[STATED PROBLEM]:
Pull out every line below containing the word "pages".

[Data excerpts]
---
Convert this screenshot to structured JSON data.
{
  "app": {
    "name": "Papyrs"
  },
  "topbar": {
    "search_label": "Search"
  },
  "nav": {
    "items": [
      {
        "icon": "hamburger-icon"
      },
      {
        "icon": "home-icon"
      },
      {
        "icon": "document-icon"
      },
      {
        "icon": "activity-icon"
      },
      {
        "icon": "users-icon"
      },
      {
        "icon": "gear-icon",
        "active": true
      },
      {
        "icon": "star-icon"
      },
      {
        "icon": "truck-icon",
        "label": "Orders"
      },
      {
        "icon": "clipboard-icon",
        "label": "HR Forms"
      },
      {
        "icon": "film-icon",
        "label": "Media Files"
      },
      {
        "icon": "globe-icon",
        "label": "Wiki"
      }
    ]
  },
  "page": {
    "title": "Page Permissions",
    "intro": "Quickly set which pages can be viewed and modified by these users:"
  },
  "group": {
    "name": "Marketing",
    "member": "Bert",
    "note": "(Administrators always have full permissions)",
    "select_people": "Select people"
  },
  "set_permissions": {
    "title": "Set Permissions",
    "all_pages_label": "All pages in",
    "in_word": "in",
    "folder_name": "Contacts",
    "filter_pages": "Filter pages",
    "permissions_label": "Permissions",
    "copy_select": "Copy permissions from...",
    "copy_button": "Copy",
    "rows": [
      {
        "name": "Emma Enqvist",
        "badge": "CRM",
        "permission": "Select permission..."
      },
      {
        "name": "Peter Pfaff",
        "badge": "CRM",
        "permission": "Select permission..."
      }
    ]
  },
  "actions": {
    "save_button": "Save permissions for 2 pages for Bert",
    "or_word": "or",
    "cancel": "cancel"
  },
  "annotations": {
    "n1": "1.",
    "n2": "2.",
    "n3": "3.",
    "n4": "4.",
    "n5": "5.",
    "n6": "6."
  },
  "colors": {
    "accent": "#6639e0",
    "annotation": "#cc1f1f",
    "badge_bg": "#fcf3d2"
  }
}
---
[COMPLETE RESPONSE]:
    "intro": "Quickly set which pages can be viewed and modified by these users:"
    "all_pages_label": "All pages in",
    "filter_pages": "Filter pages",
    "save_button": "Save permissions for 2 pages for Bert",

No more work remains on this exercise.